═══ MATERIAL SUPPLIED ═══
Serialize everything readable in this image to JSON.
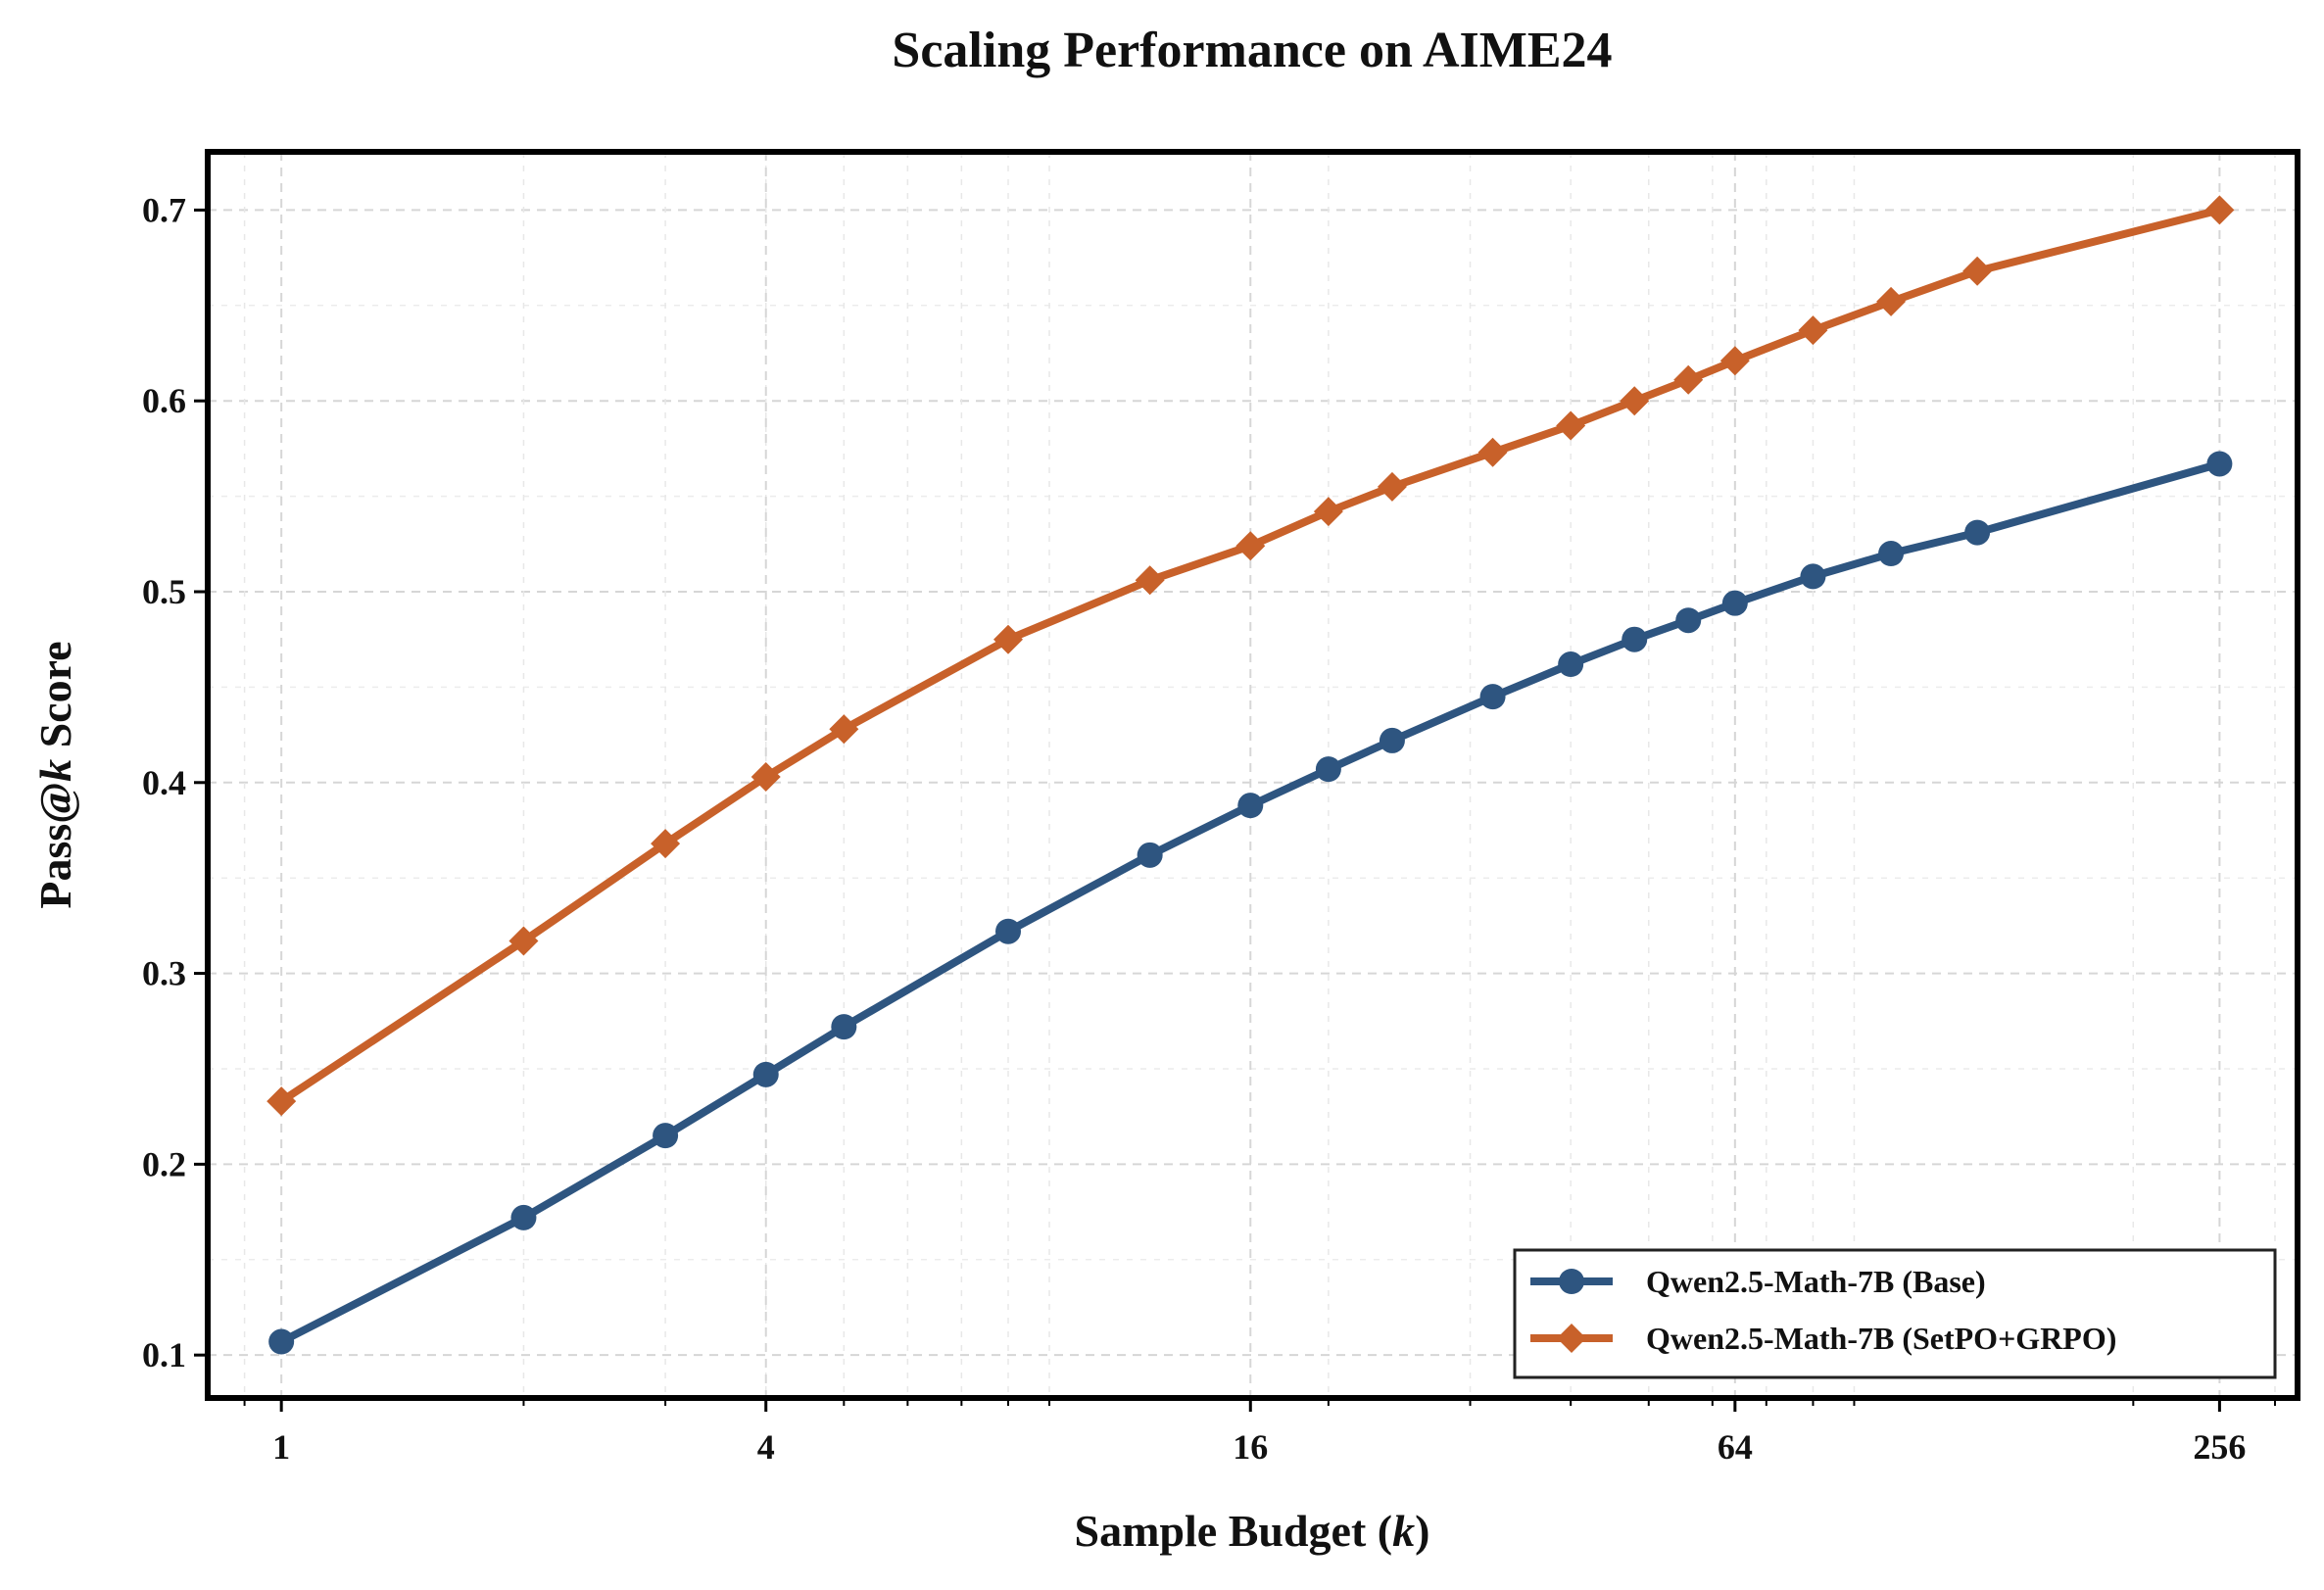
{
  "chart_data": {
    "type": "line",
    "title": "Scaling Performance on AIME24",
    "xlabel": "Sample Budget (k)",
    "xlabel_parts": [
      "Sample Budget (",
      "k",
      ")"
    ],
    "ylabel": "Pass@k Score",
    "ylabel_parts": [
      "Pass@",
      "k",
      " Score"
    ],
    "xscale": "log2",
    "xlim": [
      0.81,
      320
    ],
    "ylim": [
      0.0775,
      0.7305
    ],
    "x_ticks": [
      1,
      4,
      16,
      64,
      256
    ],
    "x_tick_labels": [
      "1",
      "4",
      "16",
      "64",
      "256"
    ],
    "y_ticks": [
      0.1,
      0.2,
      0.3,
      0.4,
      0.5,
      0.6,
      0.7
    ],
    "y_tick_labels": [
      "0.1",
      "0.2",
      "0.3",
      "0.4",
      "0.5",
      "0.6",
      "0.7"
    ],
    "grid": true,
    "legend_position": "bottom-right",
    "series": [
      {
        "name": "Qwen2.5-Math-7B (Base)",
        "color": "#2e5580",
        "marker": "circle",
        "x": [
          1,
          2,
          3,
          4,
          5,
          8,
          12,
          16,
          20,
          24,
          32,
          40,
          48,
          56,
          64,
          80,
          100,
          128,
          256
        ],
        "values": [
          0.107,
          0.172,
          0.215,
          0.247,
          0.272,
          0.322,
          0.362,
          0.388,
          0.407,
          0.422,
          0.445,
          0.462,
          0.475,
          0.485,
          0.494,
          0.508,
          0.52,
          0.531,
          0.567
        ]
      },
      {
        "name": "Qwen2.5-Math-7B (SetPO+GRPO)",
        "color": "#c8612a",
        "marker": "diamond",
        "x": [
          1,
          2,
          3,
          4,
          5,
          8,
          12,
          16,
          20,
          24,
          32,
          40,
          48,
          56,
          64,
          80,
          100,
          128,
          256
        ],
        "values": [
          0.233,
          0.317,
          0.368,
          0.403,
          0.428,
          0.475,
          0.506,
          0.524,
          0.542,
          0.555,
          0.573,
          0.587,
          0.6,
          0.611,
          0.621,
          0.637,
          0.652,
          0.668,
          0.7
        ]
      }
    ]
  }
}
═══
> WRITTEN PROBLEM
With the pictures omitted, reproduce the records in full and exactly.

> ANSWER TO THIS TASK
Serialize everything readable in this image to JSON.
{
  "chart_data": {
    "type": "line",
    "title": "Scaling Performance on AIME24",
    "xlabel": "Sample Budget (k)",
    "xlabel_parts": [
      "Sample Budget (",
      "k",
      ")"
    ],
    "ylabel": "Pass@k Score",
    "ylabel_parts": [
      "Pass@",
      "k",
      " Score"
    ],
    "xscale": "log2",
    "xlim": [
      0.81,
      320
    ],
    "ylim": [
      0.0775,
      0.7305
    ],
    "x_ticks": [
      1,
      4,
      16,
      64,
      256
    ],
    "x_tick_labels": [
      "1",
      "4",
      "16",
      "64",
      "256"
    ],
    "y_ticks": [
      0.1,
      0.2,
      0.3,
      0.4,
      0.5,
      0.6,
      0.7
    ],
    "y_tick_labels": [
      "0.1",
      "0.2",
      "0.3",
      "0.4",
      "0.5",
      "0.6",
      "0.7"
    ],
    "grid": true,
    "legend_position": "bottom-right",
    "series": [
      {
        "name": "Qwen2.5-Math-7B (Base)",
        "color": "#2e5580",
        "marker": "circle",
        "x": [
          1,
          2,
          3,
          4,
          5,
          8,
          12,
          16,
          20,
          24,
          32,
          40,
          48,
          56,
          64,
          80,
          100,
          128,
          256
        ],
        "values": [
          0.107,
          0.172,
          0.215,
          0.247,
          0.272,
          0.322,
          0.362,
          0.388,
          0.407,
          0.422,
          0.445,
          0.462,
          0.475,
          0.485,
          0.494,
          0.508,
          0.52,
          0.531,
          0.567
        ]
      },
      {
        "name": "Qwen2.5-Math-7B (SetPO+GRPO)",
        "color": "#c8612a",
        "marker": "diamond",
        "x": [
          1,
          2,
          3,
          4,
          5,
          8,
          12,
          16,
          20,
          24,
          32,
          40,
          48,
          56,
          64,
          80,
          100,
          128,
          256
        ],
        "values": [
          0.233,
          0.317,
          0.368,
          0.403,
          0.428,
          0.475,
          0.506,
          0.524,
          0.542,
          0.555,
          0.573,
          0.587,
          0.6,
          0.611,
          0.621,
          0.637,
          0.652,
          0.668,
          0.7
        ]
      }
    ]
  }
}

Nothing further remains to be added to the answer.